Work to be completed: Omit every picture and output the rest of the records exactly as they are.

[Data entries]
--- Begin ---
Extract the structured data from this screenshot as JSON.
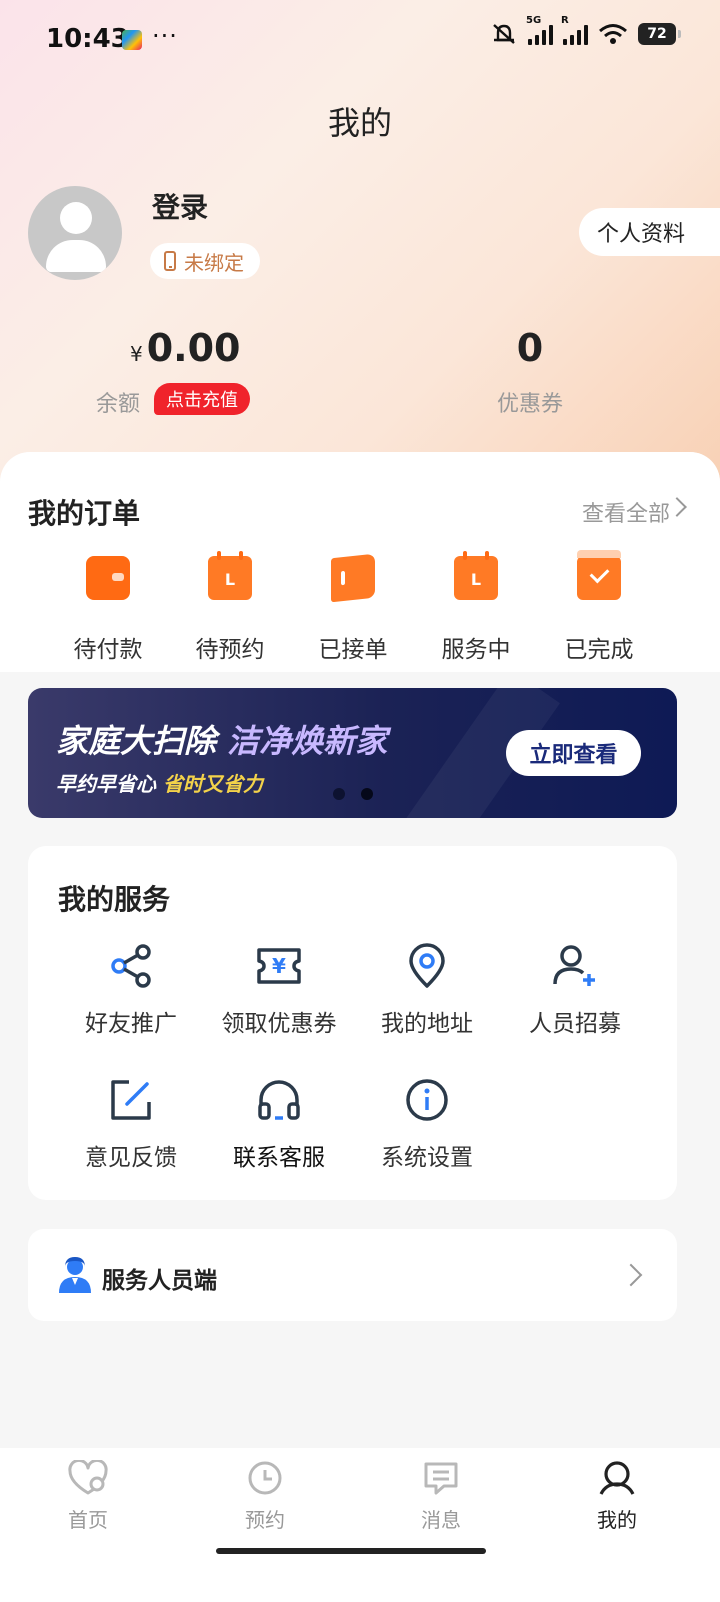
{
  "status": {
    "time": "10:43",
    "more": "···",
    "net1": "5G",
    "net2": "R",
    "battery": "72"
  },
  "header": {
    "title": "我的"
  },
  "profile": {
    "login": "登录",
    "bind_status": "未绑定",
    "profile_button": "个人资料"
  },
  "wallet": {
    "currency": "¥",
    "balance": "0.00",
    "balance_label": "余额",
    "recharge_button": "点击充值",
    "coupons": "0",
    "coupons_label": "优惠券"
  },
  "orders": {
    "title": "我的订单",
    "view_all": "查看全部",
    "items": [
      {
        "label": "待付款",
        "icon": "wallet-icon"
      },
      {
        "label": "待预约",
        "icon": "calendar-icon"
      },
      {
        "label": "已接单",
        "icon": "door-icon"
      },
      {
        "label": "服务中",
        "icon": "calendar-icon"
      },
      {
        "label": "已完成",
        "icon": "calendar-check-icon"
      }
    ]
  },
  "banner": {
    "title_main": "家庭大扫除",
    "title_highlight": "洁净焕新家",
    "sub_main": "早约早省心",
    "sub_highlight": "省时又省力",
    "button": "立即查看",
    "active_slide": 2,
    "slides": 2
  },
  "services": {
    "title": "我的服务",
    "items": [
      {
        "label": "好友推广",
        "icon": "share-icon"
      },
      {
        "label": "领取优惠券",
        "icon": "coupon-icon"
      },
      {
        "label": "我的地址",
        "icon": "location-icon"
      },
      {
        "label": "人员招募",
        "icon": "add-user-icon"
      },
      {
        "label": "意见反馈",
        "icon": "edit-icon"
      },
      {
        "label": "联系客服",
        "icon": "headset-icon"
      },
      {
        "label": "系统设置",
        "icon": "info-icon"
      }
    ]
  },
  "staff": {
    "label": "服务人员端",
    "icon": "staff-icon"
  },
  "tabs": [
    {
      "label": "首页",
      "icon": "heart-icon",
      "active": false
    },
    {
      "label": "预约",
      "icon": "clock-icon",
      "active": false
    },
    {
      "label": "消息",
      "icon": "message-icon",
      "active": false
    },
    {
      "label": "我的",
      "icon": "user-icon",
      "active": true
    }
  ],
  "colors": {
    "accent_orange": "#ff6a13",
    "service_blue": "#2f7cf6",
    "icon_dark": "#2b3a4a",
    "recharge_red": "#f0232b"
  }
}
--- End ---
The output:
Extract the structured data from this screenshot as JSON.
{
  "status": {
    "time": "10:43",
    "more": "···",
    "net1": "5G",
    "net2": "R",
    "battery": "72"
  },
  "header": {
    "title": "我的"
  },
  "profile": {
    "login": "登录",
    "bind_status": "未绑定",
    "profile_button": "个人资料"
  },
  "wallet": {
    "currency": "¥",
    "balance": "0.00",
    "balance_label": "余额",
    "recharge_button": "点击充值",
    "coupons": "0",
    "coupons_label": "优惠券"
  },
  "orders": {
    "title": "我的订单",
    "view_all": "查看全部",
    "items": [
      {
        "label": "待付款",
        "icon": "wallet-icon"
      },
      {
        "label": "待预约",
        "icon": "calendar-icon"
      },
      {
        "label": "已接单",
        "icon": "door-icon"
      },
      {
        "label": "服务中",
        "icon": "calendar-icon"
      },
      {
        "label": "已完成",
        "icon": "calendar-check-icon"
      }
    ]
  },
  "banner": {
    "title_main": "家庭大扫除",
    "title_highlight": "洁净焕新家",
    "sub_main": "早约早省心",
    "sub_highlight": "省时又省力",
    "button": "立即查看",
    "active_slide": 2,
    "slides": 2
  },
  "services": {
    "title": "我的服务",
    "items": [
      {
        "label": "好友推广",
        "icon": "share-icon"
      },
      {
        "label": "领取优惠券",
        "icon": "coupon-icon"
      },
      {
        "label": "我的地址",
        "icon": "location-icon"
      },
      {
        "label": "人员招募",
        "icon": "add-user-icon"
      },
      {
        "label": "意见反馈",
        "icon": "edit-icon"
      },
      {
        "label": "联系客服",
        "icon": "headset-icon"
      },
      {
        "label": "系统设置",
        "icon": "info-icon"
      }
    ]
  },
  "staff": {
    "label": "服务人员端",
    "icon": "staff-icon"
  },
  "tabs": [
    {
      "label": "首页",
      "icon": "heart-icon",
      "active": false
    },
    {
      "label": "预约",
      "icon": "clock-icon",
      "active": false
    },
    {
      "label": "消息",
      "icon": "message-icon",
      "active": false
    },
    {
      "label": "我的",
      "icon": "user-icon",
      "active": true
    }
  ],
  "colors": {
    "accent_orange": "#ff6a13",
    "service_blue": "#2f7cf6",
    "icon_dark": "#2b3a4a",
    "recharge_red": "#f0232b"
  }
}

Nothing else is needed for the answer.